Data listing ▸
::::::
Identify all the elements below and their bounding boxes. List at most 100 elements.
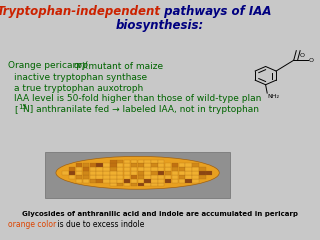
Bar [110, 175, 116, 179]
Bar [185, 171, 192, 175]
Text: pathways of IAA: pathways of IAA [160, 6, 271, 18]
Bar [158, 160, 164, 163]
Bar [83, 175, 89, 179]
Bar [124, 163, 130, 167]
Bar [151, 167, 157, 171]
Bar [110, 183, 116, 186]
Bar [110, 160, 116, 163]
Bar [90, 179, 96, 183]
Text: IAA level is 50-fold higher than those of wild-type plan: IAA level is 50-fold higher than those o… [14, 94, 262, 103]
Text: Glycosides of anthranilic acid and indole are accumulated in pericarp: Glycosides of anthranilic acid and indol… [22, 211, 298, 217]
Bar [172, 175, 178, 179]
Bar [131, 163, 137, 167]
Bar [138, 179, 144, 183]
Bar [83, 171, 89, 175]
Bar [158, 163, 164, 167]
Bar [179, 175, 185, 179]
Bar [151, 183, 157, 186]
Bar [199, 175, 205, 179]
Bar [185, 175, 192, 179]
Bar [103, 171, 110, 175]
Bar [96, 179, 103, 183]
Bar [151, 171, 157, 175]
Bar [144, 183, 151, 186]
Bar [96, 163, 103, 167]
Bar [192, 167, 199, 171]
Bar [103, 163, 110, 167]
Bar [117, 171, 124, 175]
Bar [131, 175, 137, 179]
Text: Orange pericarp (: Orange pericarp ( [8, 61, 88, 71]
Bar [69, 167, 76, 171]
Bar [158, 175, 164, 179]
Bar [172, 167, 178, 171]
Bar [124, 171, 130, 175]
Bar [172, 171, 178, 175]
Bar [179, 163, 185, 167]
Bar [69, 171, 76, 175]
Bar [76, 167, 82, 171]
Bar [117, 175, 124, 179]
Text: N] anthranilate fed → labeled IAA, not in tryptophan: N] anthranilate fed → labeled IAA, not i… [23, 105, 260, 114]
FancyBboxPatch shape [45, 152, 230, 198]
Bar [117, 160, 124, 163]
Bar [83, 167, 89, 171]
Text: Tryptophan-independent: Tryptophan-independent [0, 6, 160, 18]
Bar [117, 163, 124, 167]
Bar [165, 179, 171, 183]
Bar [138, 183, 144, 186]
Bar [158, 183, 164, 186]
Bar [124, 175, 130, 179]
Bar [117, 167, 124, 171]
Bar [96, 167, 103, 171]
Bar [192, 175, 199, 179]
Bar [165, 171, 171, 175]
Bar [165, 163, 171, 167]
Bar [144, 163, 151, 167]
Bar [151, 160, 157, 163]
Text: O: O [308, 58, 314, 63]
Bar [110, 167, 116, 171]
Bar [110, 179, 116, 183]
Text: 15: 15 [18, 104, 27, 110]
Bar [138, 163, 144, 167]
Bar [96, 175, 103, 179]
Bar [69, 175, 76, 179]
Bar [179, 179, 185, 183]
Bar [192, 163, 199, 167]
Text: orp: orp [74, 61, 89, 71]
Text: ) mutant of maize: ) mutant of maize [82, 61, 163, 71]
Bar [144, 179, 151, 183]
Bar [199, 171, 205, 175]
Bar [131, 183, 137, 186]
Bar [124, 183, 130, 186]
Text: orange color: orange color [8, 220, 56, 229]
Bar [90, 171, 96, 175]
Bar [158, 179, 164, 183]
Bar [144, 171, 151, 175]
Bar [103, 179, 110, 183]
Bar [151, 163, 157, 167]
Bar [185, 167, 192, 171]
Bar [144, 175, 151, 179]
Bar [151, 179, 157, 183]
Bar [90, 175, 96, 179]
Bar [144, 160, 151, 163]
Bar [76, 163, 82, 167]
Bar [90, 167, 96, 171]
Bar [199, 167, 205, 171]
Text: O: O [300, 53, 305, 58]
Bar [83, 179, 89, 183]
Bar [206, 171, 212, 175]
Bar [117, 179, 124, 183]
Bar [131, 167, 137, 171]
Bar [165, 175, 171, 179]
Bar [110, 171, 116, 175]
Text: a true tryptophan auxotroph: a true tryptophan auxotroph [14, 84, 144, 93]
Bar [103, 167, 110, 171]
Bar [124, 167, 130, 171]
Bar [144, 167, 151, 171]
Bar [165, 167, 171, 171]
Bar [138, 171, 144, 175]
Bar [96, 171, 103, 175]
::::::
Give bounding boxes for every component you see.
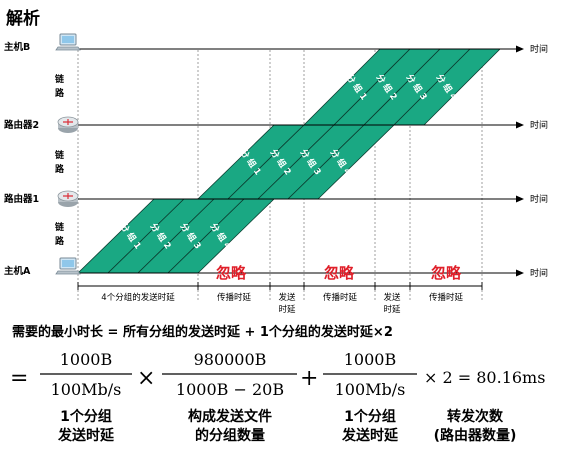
::::::
The problem ▸
Report each line of the entries above that contains the string "bounding".

Solution below ▸
Identify all the elements below and their bounding boxes. List at most 100 elements.
Give bounding boxes for every component you see.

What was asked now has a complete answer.